◆ Material supplied
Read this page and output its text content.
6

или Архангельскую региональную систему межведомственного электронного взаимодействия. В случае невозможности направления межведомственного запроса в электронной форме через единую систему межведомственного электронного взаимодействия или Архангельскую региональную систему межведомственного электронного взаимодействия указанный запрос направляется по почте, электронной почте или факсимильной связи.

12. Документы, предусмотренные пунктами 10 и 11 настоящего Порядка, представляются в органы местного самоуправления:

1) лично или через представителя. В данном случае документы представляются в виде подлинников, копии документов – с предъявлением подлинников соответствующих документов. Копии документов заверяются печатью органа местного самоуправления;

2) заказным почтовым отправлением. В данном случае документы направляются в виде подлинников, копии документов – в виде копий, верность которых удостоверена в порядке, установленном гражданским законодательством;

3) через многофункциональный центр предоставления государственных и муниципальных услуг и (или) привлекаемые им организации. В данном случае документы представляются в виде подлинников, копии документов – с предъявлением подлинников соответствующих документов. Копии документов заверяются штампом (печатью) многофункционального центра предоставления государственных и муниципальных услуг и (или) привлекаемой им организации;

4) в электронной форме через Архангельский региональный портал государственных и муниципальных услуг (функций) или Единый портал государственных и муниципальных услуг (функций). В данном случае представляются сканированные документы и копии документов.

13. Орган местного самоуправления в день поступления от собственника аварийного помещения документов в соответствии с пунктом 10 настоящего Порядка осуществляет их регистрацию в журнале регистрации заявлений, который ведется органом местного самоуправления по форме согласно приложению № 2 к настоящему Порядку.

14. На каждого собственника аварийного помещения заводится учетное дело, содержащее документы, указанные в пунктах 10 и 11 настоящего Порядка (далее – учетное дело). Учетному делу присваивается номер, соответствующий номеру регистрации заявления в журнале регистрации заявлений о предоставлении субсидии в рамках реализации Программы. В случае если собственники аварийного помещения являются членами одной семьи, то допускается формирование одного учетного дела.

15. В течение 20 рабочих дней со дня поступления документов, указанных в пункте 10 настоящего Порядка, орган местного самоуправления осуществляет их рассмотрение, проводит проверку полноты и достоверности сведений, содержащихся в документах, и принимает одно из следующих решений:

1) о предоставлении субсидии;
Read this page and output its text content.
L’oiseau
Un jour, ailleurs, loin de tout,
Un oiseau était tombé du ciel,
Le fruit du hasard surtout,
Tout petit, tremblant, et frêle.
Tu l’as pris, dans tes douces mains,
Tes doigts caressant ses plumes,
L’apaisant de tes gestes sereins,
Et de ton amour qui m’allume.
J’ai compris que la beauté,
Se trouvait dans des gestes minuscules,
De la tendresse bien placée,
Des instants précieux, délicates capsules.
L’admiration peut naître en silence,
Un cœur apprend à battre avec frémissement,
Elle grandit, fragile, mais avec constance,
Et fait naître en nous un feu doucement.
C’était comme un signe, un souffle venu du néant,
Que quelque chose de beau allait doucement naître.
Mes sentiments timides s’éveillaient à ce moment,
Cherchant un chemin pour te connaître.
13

◆ Task description
Gather from the entries above all lines that include the string "oiseau".

◆ The reply
L’oiseau
Un oiseau était tombé du ciel,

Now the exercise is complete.